Problem: Lines holding the string "color" are the ones to copy from this listing.

————————

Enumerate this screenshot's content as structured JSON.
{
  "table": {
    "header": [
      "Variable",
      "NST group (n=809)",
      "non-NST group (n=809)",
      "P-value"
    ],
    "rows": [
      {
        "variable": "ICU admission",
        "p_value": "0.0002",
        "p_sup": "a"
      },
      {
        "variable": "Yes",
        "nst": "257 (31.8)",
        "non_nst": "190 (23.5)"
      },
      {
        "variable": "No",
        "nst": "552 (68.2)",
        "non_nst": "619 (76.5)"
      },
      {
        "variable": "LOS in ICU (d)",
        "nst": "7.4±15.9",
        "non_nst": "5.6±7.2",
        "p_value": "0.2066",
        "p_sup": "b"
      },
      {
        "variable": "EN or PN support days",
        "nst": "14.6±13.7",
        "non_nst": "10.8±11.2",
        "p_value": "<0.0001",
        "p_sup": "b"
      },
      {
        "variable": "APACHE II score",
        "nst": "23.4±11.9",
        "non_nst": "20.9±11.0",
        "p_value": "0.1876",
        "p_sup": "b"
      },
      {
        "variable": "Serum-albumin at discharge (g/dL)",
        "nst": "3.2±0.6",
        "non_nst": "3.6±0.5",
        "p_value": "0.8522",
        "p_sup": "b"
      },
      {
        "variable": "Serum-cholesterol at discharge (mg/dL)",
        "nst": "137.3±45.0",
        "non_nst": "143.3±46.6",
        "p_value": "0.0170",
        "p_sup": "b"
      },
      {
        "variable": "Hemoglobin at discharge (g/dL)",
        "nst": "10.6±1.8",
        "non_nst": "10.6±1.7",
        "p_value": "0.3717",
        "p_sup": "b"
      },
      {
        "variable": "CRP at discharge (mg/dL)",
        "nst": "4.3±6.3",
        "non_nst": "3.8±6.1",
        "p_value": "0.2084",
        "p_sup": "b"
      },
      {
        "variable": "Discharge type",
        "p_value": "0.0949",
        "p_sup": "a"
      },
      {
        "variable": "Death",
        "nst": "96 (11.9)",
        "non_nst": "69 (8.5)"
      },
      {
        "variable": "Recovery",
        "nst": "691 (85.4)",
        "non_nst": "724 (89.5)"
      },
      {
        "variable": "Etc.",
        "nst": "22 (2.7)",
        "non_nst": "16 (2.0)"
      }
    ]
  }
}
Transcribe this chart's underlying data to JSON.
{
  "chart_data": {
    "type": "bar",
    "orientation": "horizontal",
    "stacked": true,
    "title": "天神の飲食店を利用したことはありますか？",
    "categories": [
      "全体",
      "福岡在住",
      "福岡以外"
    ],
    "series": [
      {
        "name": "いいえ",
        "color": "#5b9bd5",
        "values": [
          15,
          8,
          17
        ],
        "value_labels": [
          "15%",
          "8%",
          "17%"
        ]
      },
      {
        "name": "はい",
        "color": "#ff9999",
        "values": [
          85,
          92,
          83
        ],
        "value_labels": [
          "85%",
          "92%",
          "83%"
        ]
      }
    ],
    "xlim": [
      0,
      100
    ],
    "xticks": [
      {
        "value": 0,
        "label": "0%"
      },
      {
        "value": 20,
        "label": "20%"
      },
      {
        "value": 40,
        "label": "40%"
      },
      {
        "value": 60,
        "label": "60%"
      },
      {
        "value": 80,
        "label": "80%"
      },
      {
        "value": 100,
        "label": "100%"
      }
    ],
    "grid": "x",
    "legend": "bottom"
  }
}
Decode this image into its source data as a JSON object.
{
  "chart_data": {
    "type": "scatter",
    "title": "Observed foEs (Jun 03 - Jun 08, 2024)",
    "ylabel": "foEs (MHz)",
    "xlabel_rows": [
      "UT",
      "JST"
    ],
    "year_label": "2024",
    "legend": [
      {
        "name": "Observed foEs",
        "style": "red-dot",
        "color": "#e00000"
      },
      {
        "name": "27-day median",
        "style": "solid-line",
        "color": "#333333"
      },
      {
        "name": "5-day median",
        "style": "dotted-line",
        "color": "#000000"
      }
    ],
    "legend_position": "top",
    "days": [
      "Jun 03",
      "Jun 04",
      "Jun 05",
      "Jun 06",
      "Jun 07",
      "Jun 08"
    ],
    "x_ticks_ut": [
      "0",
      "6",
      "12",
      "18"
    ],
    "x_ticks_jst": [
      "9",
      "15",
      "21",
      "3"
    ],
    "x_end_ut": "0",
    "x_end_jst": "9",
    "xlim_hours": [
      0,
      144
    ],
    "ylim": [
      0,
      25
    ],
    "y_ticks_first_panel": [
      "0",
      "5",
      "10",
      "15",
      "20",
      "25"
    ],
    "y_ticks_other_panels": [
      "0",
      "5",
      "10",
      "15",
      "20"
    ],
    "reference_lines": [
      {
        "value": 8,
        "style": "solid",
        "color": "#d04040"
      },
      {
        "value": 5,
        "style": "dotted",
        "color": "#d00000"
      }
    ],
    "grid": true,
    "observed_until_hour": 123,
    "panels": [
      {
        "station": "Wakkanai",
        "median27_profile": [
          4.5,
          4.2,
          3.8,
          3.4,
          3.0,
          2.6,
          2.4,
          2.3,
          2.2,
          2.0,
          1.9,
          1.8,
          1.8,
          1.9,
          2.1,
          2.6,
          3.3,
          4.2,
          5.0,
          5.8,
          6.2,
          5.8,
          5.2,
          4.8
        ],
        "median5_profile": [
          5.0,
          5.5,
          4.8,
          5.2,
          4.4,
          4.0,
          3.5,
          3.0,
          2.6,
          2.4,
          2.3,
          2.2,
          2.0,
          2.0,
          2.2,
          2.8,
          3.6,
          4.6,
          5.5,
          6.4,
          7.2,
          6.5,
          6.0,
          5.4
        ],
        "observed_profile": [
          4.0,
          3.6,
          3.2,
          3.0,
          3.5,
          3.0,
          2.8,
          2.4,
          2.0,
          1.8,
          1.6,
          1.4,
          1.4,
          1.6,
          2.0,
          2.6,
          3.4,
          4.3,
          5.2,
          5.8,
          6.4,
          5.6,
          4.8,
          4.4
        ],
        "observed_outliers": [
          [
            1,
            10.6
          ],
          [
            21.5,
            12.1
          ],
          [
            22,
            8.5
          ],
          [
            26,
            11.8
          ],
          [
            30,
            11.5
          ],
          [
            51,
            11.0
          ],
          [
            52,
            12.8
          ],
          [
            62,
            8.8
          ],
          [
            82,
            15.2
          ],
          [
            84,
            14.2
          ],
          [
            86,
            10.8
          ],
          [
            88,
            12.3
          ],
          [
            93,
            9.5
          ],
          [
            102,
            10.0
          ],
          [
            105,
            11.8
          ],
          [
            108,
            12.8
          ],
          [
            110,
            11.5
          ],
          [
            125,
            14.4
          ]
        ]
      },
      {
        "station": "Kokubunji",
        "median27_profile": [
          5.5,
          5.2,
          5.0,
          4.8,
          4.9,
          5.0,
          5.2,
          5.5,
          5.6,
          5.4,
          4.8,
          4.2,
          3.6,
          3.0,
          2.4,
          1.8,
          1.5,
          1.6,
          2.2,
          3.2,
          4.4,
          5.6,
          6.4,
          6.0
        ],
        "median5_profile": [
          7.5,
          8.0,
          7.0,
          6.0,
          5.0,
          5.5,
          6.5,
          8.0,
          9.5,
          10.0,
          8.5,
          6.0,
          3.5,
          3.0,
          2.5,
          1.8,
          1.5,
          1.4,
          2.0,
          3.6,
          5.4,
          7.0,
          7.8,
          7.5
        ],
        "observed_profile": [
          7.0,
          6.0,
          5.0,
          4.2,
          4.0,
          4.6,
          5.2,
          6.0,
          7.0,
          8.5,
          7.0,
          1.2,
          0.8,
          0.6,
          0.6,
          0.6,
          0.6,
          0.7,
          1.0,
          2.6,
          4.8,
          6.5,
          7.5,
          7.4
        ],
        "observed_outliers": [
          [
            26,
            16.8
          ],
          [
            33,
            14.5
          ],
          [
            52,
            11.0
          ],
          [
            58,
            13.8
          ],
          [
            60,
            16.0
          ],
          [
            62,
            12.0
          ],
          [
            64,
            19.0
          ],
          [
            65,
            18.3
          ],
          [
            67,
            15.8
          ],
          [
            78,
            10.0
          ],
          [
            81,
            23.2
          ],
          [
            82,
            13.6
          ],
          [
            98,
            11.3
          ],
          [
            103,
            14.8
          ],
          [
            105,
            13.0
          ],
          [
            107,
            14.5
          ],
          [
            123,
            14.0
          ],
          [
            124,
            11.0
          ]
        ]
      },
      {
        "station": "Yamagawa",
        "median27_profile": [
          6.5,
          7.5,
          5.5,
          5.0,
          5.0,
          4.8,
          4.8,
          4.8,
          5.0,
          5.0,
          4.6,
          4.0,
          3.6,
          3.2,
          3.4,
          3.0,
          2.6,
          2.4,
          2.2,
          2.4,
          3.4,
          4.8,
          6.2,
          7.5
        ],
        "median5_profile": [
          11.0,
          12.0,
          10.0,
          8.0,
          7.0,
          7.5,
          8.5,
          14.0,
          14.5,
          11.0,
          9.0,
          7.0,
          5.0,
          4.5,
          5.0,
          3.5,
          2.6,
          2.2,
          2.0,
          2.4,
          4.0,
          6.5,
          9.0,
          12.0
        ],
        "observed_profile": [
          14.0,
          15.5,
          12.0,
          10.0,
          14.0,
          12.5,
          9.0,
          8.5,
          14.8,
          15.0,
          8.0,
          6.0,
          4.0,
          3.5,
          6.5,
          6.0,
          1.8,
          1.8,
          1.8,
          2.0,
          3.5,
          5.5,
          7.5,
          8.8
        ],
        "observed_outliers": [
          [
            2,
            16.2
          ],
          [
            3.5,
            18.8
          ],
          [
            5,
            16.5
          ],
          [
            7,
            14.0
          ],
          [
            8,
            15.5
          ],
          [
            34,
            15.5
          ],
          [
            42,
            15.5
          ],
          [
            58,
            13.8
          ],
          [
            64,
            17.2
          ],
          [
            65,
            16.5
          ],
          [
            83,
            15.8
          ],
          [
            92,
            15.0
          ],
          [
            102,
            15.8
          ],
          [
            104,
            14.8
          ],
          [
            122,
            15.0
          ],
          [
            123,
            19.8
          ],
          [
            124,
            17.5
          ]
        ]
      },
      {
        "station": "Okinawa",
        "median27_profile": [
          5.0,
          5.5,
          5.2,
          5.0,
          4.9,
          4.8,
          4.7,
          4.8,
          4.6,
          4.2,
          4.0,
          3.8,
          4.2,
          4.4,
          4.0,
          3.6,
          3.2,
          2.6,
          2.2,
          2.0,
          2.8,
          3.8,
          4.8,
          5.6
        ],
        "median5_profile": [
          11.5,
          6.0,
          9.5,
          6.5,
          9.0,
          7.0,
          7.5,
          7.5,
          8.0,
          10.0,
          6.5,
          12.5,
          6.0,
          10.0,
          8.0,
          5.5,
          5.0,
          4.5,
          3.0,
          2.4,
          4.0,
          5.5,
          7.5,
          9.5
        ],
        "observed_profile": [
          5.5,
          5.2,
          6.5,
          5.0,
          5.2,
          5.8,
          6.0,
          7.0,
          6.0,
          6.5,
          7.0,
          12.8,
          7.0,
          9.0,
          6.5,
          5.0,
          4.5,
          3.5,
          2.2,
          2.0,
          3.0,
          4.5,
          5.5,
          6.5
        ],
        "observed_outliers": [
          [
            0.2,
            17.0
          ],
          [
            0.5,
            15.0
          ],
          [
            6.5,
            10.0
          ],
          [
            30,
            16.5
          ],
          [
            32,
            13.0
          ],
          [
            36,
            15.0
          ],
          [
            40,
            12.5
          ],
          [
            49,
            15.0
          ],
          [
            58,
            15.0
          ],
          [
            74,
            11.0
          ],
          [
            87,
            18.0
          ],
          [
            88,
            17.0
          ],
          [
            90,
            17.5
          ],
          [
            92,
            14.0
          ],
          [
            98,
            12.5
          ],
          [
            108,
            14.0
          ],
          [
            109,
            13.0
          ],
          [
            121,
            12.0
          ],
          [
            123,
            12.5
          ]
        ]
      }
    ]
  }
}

————————

Answer:
        "color": "#5b9bd5",
        "color": "#ff9999",
        "color": "#e00000"
        "color": "#333333"
        "color": "#000000"
        "color": "#d04040"
        "color": "#d00000"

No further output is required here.